MATERIAL TO PROCESS:
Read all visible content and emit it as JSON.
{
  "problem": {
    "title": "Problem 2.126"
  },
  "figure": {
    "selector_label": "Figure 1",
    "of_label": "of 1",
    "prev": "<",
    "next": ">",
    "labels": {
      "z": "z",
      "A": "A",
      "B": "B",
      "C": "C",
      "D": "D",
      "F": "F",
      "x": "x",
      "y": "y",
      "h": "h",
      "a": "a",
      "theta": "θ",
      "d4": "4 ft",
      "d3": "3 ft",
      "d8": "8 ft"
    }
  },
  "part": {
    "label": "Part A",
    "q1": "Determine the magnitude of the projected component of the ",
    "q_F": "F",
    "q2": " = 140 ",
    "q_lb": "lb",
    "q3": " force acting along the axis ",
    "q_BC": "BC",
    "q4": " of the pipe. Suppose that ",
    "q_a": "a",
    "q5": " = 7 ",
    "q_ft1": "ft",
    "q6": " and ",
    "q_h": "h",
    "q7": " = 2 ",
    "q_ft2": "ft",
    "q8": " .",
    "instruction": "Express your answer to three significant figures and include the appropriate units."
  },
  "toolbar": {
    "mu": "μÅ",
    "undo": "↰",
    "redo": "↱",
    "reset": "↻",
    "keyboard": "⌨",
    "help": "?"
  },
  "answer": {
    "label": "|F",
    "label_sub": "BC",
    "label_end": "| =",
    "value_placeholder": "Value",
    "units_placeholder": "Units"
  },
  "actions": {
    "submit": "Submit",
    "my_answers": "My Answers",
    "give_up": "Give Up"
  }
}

* * *

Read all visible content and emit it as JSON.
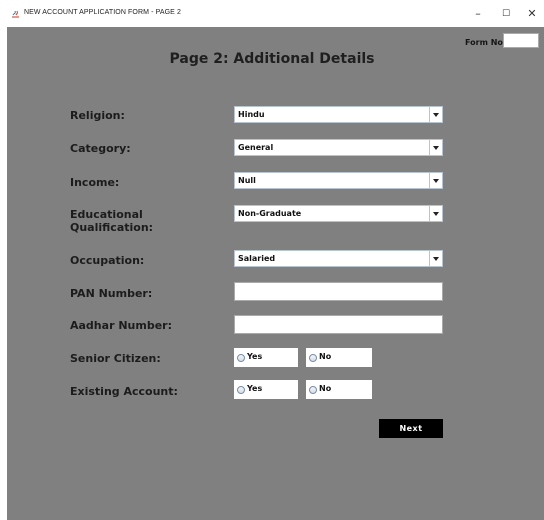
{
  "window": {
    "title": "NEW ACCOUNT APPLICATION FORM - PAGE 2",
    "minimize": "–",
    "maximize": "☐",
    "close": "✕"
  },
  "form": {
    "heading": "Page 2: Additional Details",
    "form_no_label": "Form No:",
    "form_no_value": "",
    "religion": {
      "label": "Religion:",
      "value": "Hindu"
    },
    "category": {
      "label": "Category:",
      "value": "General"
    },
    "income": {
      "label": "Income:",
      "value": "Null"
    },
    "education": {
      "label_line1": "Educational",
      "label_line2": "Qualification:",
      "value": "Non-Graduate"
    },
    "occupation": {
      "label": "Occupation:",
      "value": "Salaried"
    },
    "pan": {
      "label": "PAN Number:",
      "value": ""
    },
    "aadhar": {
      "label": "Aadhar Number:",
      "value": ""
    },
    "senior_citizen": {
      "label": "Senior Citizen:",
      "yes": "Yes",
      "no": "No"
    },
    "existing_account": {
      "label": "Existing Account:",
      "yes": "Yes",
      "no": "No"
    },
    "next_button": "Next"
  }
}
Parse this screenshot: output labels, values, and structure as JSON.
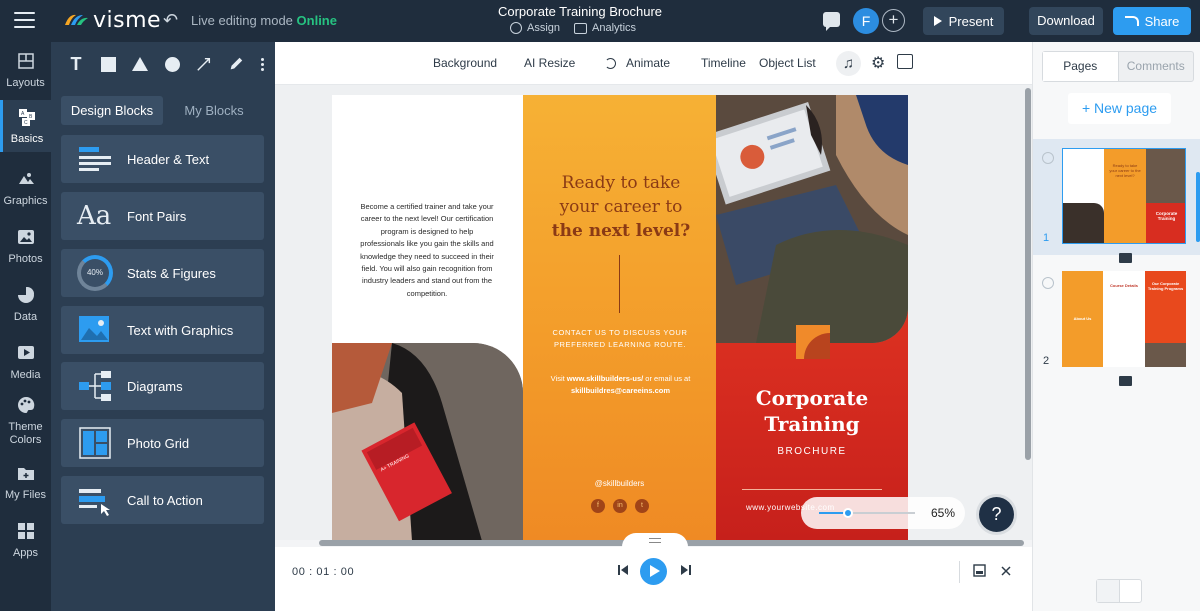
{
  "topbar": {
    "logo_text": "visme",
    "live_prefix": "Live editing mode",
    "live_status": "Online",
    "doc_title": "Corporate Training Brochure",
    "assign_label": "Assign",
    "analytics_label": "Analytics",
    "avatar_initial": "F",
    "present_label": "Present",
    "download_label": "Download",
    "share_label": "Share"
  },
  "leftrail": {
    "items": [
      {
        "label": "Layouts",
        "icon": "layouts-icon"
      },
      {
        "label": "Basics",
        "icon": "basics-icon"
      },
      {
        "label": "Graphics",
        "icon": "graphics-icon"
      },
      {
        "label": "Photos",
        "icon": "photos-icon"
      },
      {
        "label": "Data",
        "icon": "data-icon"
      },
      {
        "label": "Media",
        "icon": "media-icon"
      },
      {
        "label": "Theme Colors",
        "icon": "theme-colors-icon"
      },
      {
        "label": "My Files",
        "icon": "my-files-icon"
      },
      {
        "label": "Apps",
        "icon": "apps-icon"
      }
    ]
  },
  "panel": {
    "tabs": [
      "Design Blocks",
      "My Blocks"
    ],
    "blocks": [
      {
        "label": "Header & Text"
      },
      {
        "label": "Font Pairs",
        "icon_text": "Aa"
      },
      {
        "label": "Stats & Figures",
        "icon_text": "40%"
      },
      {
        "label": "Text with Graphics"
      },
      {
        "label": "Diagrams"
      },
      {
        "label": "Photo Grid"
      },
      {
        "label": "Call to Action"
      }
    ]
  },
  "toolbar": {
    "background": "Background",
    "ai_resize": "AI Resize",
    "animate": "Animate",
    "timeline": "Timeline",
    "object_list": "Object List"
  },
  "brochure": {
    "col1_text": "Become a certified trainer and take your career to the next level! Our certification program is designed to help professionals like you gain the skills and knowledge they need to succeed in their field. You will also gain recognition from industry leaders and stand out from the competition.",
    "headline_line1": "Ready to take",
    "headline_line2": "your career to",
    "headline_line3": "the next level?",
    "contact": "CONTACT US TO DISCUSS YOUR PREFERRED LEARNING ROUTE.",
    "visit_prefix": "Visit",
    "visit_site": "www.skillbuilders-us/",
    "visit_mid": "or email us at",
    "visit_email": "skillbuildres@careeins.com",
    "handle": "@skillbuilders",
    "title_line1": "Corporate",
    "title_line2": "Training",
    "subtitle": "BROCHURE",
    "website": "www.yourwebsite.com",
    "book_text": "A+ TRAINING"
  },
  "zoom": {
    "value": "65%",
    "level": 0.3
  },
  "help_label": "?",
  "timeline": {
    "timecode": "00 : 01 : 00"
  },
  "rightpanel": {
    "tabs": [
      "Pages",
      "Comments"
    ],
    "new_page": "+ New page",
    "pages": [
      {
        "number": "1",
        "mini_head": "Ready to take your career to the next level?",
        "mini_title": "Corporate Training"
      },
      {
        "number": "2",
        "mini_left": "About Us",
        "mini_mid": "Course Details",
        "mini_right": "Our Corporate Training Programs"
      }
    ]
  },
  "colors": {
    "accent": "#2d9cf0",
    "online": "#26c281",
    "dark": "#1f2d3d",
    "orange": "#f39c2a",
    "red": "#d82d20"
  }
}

WHAT THE TASK REQUIRES:
Report how many lines of the listing hold the string "Ready", giving only the number.

ANSWER FOR THIS EXERCISE:
2